• What the task requires
If a line of the data below contains the string "text", count it, then state the total alone.
### Supplied records ###
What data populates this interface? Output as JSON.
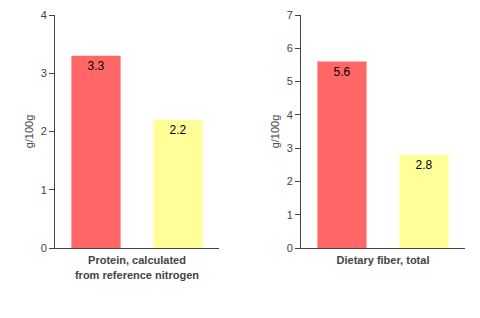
{
  "chart_data": [
    {
      "type": "bar",
      "title": "Protein, calculated\nfrom reference nitrogen",
      "y_label": "g/100g",
      "categories": [
        null,
        null
      ],
      "values": [
        3.3,
        2.2
      ],
      "colors": [
        "#FF6666",
        "#FFFF99"
      ],
      "ylim": [
        0,
        4
      ],
      "yticks": [
        0,
        1,
        2,
        3,
        4
      ],
      "grid": false,
      "data_labels": true,
      "tick_labels": "y"
    },
    {
      "type": "bar",
      "title": "Dietary fiber, total",
      "y_label": "g/100g",
      "categories": [
        null,
        null
      ],
      "values": [
        5.6,
        2.8
      ],
      "colors": [
        "#FF6666",
        "#FFFF99"
      ],
      "ylim": [
        0,
        7
      ],
      "yticks": [
        0,
        1,
        2,
        3,
        4,
        5,
        6,
        7
      ],
      "grid": false,
      "data_labels": true,
      "tick_labels": "y"
    }
  ]
}
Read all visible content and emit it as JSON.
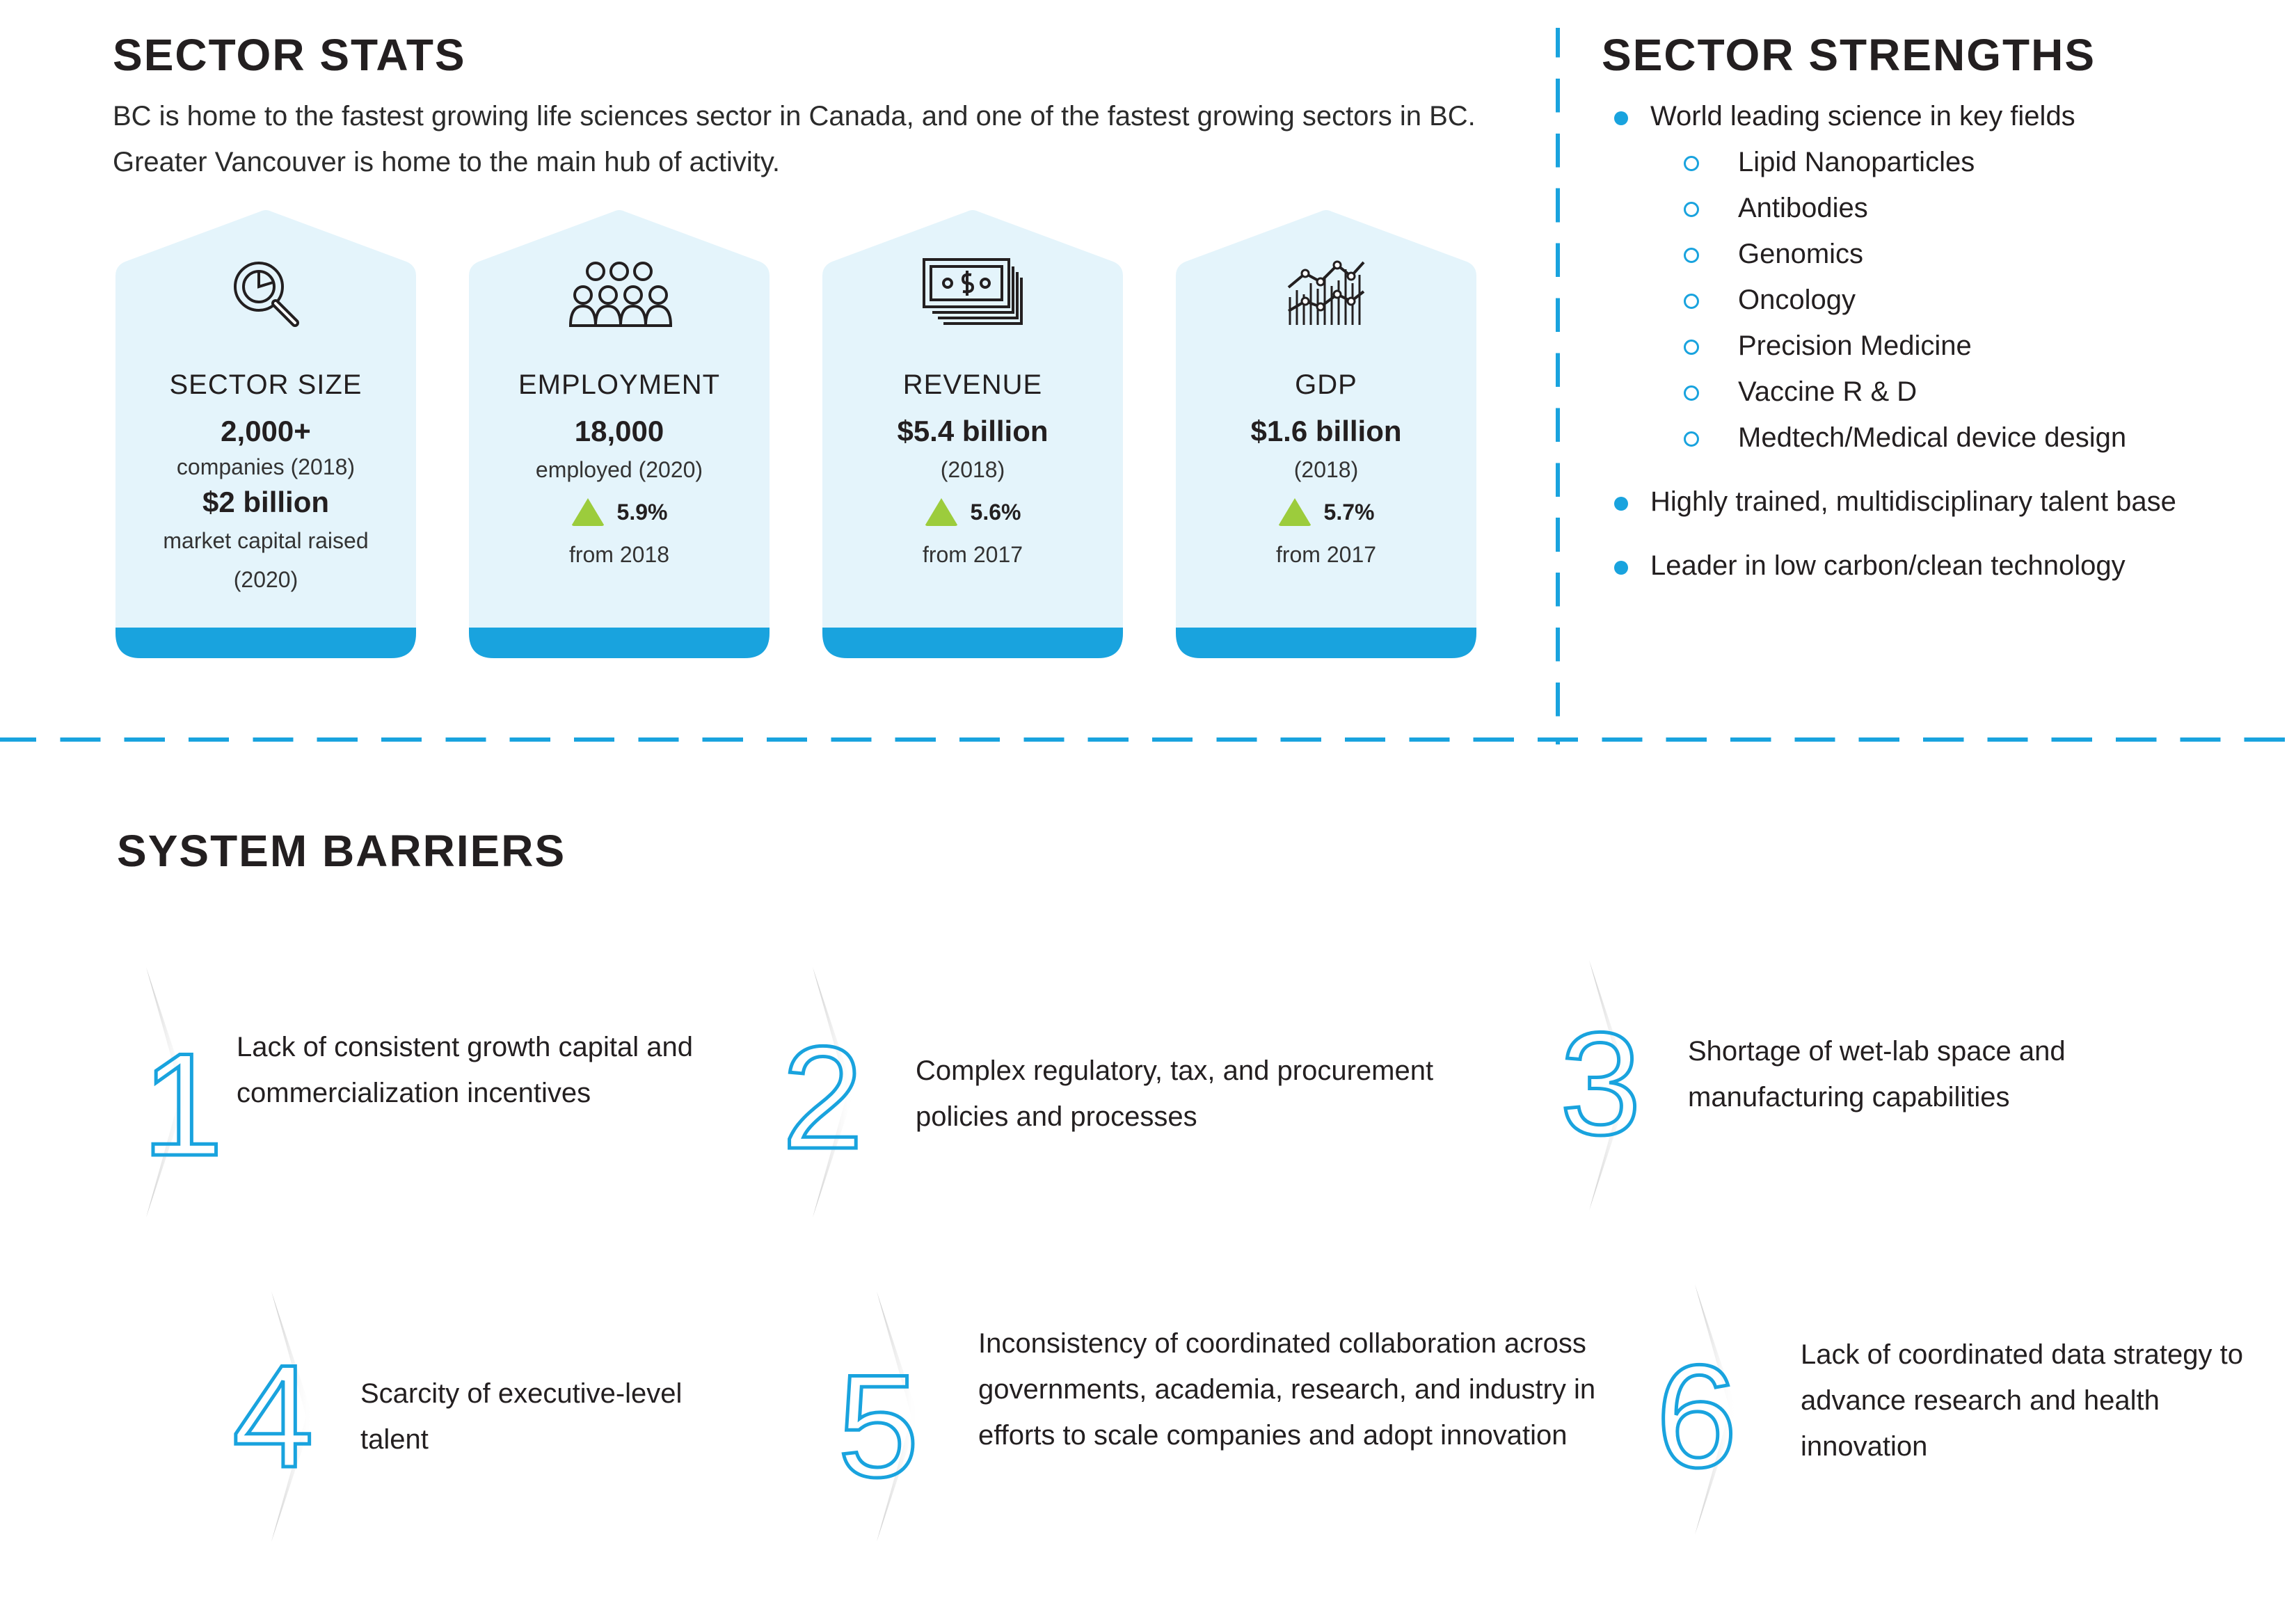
{
  "stats": {
    "title": "SECTOR STATS",
    "intro": "BC is home to the fastest growing life sciences sector in Canada, and one of the fastest growing sectors in BC. Greater Vancouver is home to the main hub of activity.",
    "cards": [
      {
        "icon": "magnifier-chart-icon",
        "label": "SECTOR SIZE",
        "value": "2,000+",
        "sub": "companies (2018)",
        "value2": "$2 billion",
        "sub2a": "market capital raised",
        "sub2b": "(2020)"
      },
      {
        "icon": "people-group-icon",
        "label": "EMPLOYMENT",
        "value": "18,000",
        "sub": "employed (2020)",
        "growth": "5.9%",
        "from": "from 2018"
      },
      {
        "icon": "money-bills-icon",
        "label": "REVENUE",
        "value": "$5.4 billion",
        "sub": "(2018)",
        "growth": "5.6%",
        "from": "from 2017"
      },
      {
        "icon": "bar-line-chart-icon",
        "label": "GDP",
        "value": "$1.6 billion",
        "sub": "(2018)",
        "growth": "5.7%",
        "from": "from 2017"
      }
    ]
  },
  "strengths": {
    "title": "SECTOR STRENGTHS",
    "item1": "World leading science in key fields",
    "fields": [
      "Lipid Nanoparticles",
      "Antibodies",
      "Genomics",
      "Oncology",
      "Precision Medicine",
      "Vaccine R & D",
      "Medtech/Medical device design"
    ],
    "item2": "Highly trained, multidisciplinary talent base",
    "item3": "Leader in low carbon/clean technology"
  },
  "barriers": {
    "title": "SYSTEM BARRIERS",
    "items": [
      {
        "number": "1",
        "text": "Lack of consistent growth capital and commercialization incentives"
      },
      {
        "number": "2",
        "text": "Complex regulatory, tax, and procurement policies and processes"
      },
      {
        "number": "3",
        "text": "Shortage of wet-lab space and manufacturing capabilities"
      },
      {
        "number": "4",
        "text": "Scarcity of executive-level talent"
      },
      {
        "number": "5",
        "text": "Inconsistency of coordinated collaboration across governments, academia, research, and industry in efforts to scale companies and adopt innovation"
      },
      {
        "number": "6",
        "text": "Lack of coordinated data strategy to advance research and health innovation"
      }
    ]
  },
  "colors": {
    "accent": "#19a3de",
    "card_bg": "#e4f4fb",
    "growth": "#9ccc3c",
    "text": "#231f20"
  }
}
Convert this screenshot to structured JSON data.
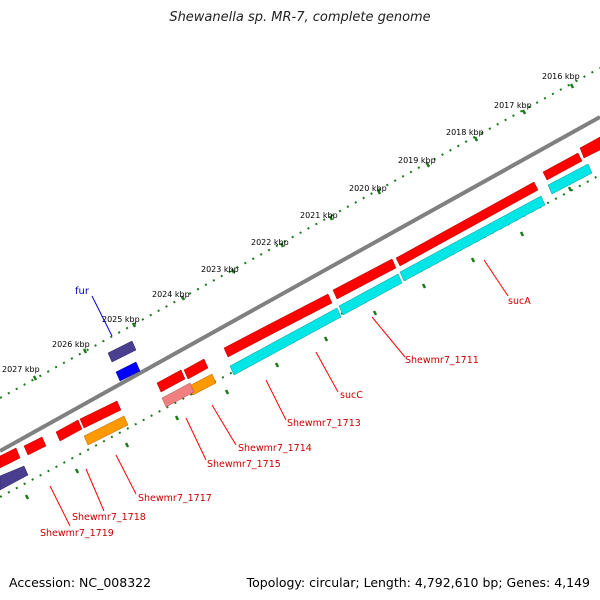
{
  "title": "Shewanella sp. MR-7, complete genome",
  "footer": {
    "accession": "Accession: NC_008322",
    "topology": "Topology: circular; Length: 4,792,610 bp; Genes: 4,149"
  },
  "colors": {
    "forward_cds": "#ff0000",
    "reverse_cds": "#00e5e5",
    "orange": "#ff9900",
    "pink": "#f08080",
    "slate": "#4a3f8f",
    "blue": "#0000ff",
    "backbone": "#808080",
    "ticks": "#1a7a1a",
    "label_red": "#cc0000",
    "label_blue": "#0000cc"
  },
  "kbp_ticks": [
    "2016 kbp",
    "2017 kbp",
    "2018 kbp",
    "2019 kbp",
    "2020 kbp",
    "2021 kbp",
    "2022 kbp",
    "2023 kbp",
    "2024 kbp",
    "2025 kbp",
    "2026 kbp",
    "2027 kbp"
  ],
  "gene_labels": {
    "fur": "fur",
    "sucA": "sucA",
    "sucC": "sucC",
    "g1711": "Shewmr7_1711",
    "g1713": "Shewmr7_1713",
    "g1714": "Shewmr7_1714",
    "g1715": "Shewmr7_1715",
    "g1717": "Shewmr7_1717",
    "g1718": "Shewmr7_1718",
    "g1719": "Shewmr7_1719"
  }
}
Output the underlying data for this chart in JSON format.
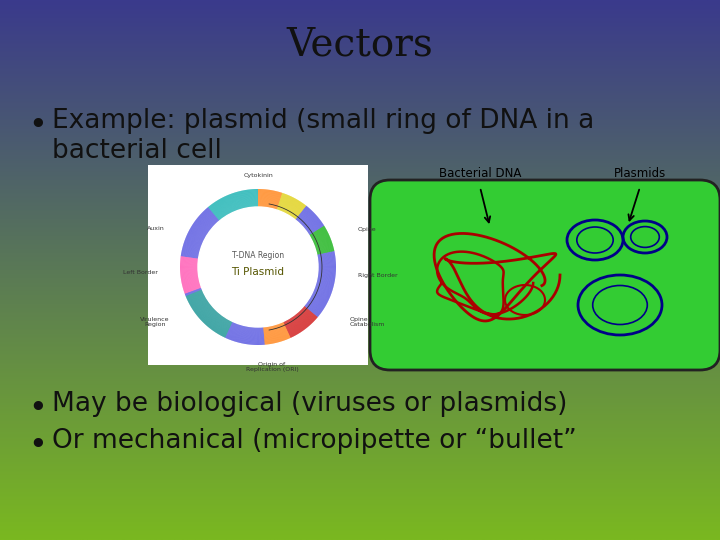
{
  "title": "Vectors",
  "title_fontsize": 28,
  "title_color": "#111111",
  "bullet1a": "Example: plasmid (small ring of DNA in a",
  "bullet1b": "bacterial cell",
  "bullet2": "May be biological (viruses or plasmids)",
  "bullet3": "Or mechanical (micropipette or “bullet”",
  "bullet_fontsize": 19,
  "bullet_color": "#111111",
  "bg_top_color": "#3a3a8c",
  "bg_bottom_color": "#7ab820",
  "plasmid_ring_colors": {
    "blue": "#4444dd",
    "red": "#cc0000",
    "green": "#00aa00",
    "orange": "#ff8800",
    "yellow": "#ddcc00",
    "cyan": "#00cccc",
    "magenta": "#cc00cc",
    "teal": "#008888",
    "pink": "#ff44aa"
  },
  "cell_green": "#33cc33",
  "cell_edge": "#222222",
  "dna_red": "#aa0000",
  "plasmid_blue": "#000088"
}
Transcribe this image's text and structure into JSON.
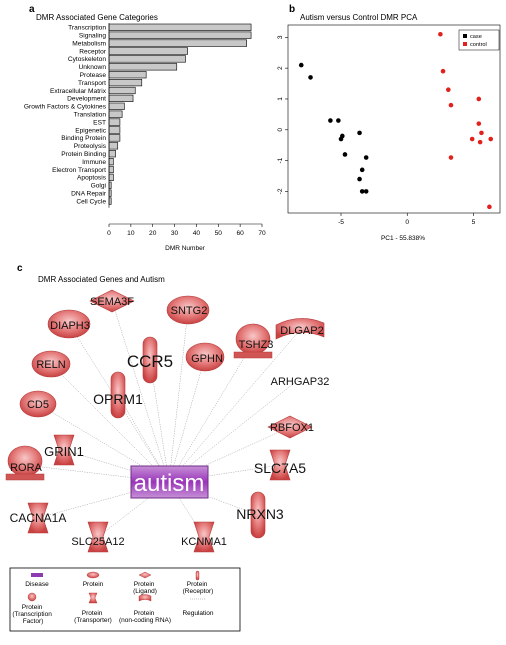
{
  "panel_letters": {
    "a": "a",
    "b": "b",
    "c": "c"
  },
  "chart_data": [
    {
      "type": "bar",
      "orientation": "horizontal",
      "title": "DMR Associated Gene Categories",
      "xlabel": "DMR Number",
      "ylabel": "",
      "xlim": [
        0,
        70
      ],
      "xticks": [
        0,
        10,
        20,
        30,
        40,
        50,
        60,
        70
      ],
      "grid": false,
      "bar_color": "#c8c8c8",
      "categories": [
        "Transcription",
        "Signaling",
        "Metabolism",
        "Receptor",
        "Cytoskeleton",
        "Unknown",
        "Protease",
        "Transport",
        "Extracellular Matrix",
        "Development",
        "Growth Factors & Cytokines",
        "Translation",
        "EST",
        "Epigenetic",
        "Binding Protein",
        "Proteolysis",
        "Protein Binding",
        "Immune",
        "Electron Transport",
        "Apoptosis",
        "Golgi",
        "DNA Repair",
        "Cell Cycle"
      ],
      "values": [
        65,
        65,
        63,
        36,
        35,
        31,
        17,
        15,
        12,
        11,
        7,
        6,
        5,
        5,
        5,
        4,
        3,
        2,
        2,
        2,
        1,
        1,
        1
      ]
    },
    {
      "type": "scatter",
      "title": "Autism versus Control DMR PCA",
      "xlabel": "PC1 - 55.838%",
      "ylabel": "",
      "xlim": [
        -9,
        7
      ],
      "ylim": [
        -2.7,
        3.4
      ],
      "xticks": [
        -5,
        0,
        5
      ],
      "yticks": [
        -2,
        -1,
        0,
        1,
        2,
        3
      ],
      "grid": false,
      "legend_position": "top-right",
      "series": [
        {
          "name": "case",
          "color": "#000000",
          "points": [
            [
              -8.0,
              2.1
            ],
            [
              -7.3,
              1.7
            ],
            [
              -5.8,
              0.3
            ],
            [
              -5.2,
              0.3
            ],
            [
              -4.9,
              -0.2
            ],
            [
              -5.0,
              -0.3
            ],
            [
              -4.7,
              -0.8
            ],
            [
              -3.6,
              -0.1
            ],
            [
              -3.1,
              -0.9
            ],
            [
              -3.4,
              -1.3
            ],
            [
              -3.6,
              -1.6
            ],
            [
              -3.4,
              -2.0
            ],
            [
              -3.1,
              -2.0
            ]
          ]
        },
        {
          "name": "control",
          "color": "#e0211d",
          "points": [
            [
              2.5,
              3.1
            ],
            [
              2.7,
              1.9
            ],
            [
              3.1,
              1.3
            ],
            [
              3.3,
              0.8
            ],
            [
              5.4,
              1.0
            ],
            [
              5.4,
              0.2
            ],
            [
              5.6,
              -0.1
            ],
            [
              4.9,
              -0.3
            ],
            [
              5.5,
              -0.4
            ],
            [
              6.3,
              -0.3
            ],
            [
              3.3,
              -0.9
            ],
            [
              6.2,
              -2.5
            ]
          ]
        }
      ]
    }
  ],
  "network": {
    "title": "DMR Associated Genes and Autism",
    "center": "autism",
    "nodes": [
      "SEMA3F",
      "SNTG2",
      "DIAPH3",
      "DLGAP2",
      "CCR5",
      "GPHN",
      "TSHZ3",
      "RELN",
      "ARHGAP32",
      "OPRM1",
      "CD5",
      "RBFOX1",
      "GRIN1",
      "RORA",
      "SLC7A5",
      "CACNA1A",
      "NRXN3",
      "SLC25A12",
      "KCNMA1"
    ]
  },
  "legend": {
    "disease": "Disease",
    "protein": "Protein",
    "ligand": "Protein\n(Ligand)",
    "receptor": "Protein\n(Receptor)",
    "tf": "Protein\n(Transcription\nFactor)",
    "transporter": "Protein\n(Transporter)",
    "ncrna": "Protein\n(non-coding RNA)",
    "regulation": "Regulation"
  }
}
###
• Finished exercise
8